Given exercise: Leave out the pictures and return every entry exactly as it appears.

Input data:
>> Begin

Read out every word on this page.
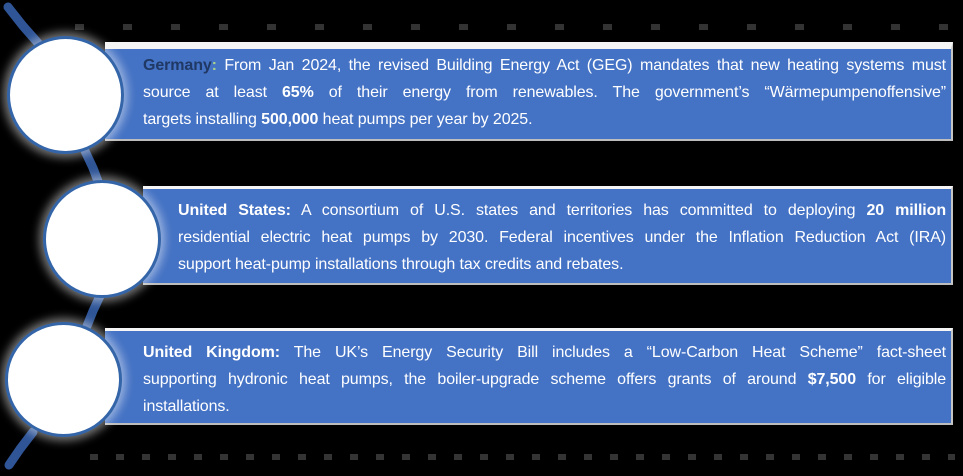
Germany: From Jan 2024, the revised Building Energy Act (GEG) mandates that new heating systems must
source at least 65% of their energy from renewables. The government’s “Wärmepumpenoffensive”
targets installing 500,000 heat pumps per year by 2025.
United States: A consortium of U.S. states and territories has committed to deploying 20 million
residential electric heat pumps by 2030. Federal incentives under the Inflation Reduction Act (IRA)
support heat-pump installations through tax credits and rebates.
United Kingdom: The UK’s Energy Security Bill includes a “Low-Carbon Heat Scheme” fact-sheet
supporting hydronic heat pumps, the boiler-upgrade scheme offers grants of around $7,500 for eligible
installations.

>> End

The completed task:
Read out every word on this page.
Germany: From Jan 2024, the revised Building Energy Act (GEG) mandates that new heating systems must
source at least 65% of their energy from renewables. The government’s “Wärmepumpenoffensive”
targets installing 500,000 heat pumps per year by 2025.
United States: A consortium of U.S. states and territories has committed to deploying 20 million
residential electric heat pumps by 2030. Federal incentives under the Inflation Reduction Act (IRA)
support heat-pump installations through tax credits and rebates.
United Kingdom: The UK’s Energy Security Bill includes a “Low-Carbon Heat Scheme” fact-sheet
supporting hydronic heat pumps, the boiler-upgrade scheme offers grants of around $7,500 for eligible
installations.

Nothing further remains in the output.